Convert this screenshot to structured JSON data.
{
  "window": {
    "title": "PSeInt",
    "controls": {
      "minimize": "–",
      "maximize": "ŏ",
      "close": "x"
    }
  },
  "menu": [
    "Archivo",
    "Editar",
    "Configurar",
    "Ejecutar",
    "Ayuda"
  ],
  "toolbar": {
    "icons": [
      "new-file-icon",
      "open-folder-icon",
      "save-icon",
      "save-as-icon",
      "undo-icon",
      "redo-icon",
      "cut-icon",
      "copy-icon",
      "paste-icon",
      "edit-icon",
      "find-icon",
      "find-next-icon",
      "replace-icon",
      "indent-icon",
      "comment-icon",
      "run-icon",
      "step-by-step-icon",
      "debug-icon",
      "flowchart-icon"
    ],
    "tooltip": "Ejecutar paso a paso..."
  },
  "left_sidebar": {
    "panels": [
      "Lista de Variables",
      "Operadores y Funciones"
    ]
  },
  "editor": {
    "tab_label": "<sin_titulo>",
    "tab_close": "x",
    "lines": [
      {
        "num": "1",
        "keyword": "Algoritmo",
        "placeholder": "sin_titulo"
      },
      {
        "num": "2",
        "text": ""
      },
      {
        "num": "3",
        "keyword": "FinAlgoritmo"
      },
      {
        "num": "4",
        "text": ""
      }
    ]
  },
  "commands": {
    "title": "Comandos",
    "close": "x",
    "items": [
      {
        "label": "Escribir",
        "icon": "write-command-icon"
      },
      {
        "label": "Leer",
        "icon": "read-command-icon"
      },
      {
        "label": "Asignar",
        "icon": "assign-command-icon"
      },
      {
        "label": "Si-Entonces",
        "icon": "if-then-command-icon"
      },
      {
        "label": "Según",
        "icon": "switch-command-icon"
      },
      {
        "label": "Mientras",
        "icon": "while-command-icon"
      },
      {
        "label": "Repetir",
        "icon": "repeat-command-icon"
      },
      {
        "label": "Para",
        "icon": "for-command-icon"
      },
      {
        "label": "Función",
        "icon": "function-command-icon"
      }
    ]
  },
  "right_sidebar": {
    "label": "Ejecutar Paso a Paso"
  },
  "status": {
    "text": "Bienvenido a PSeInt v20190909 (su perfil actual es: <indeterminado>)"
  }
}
◆ ◆ ◆
• [Exercise prompt] Search the records above for the string "keyword". Copy every line that contains it.

• [Task response]
        "keyword": "Algoritmo",
        "keyword": "FinAlgoritmo"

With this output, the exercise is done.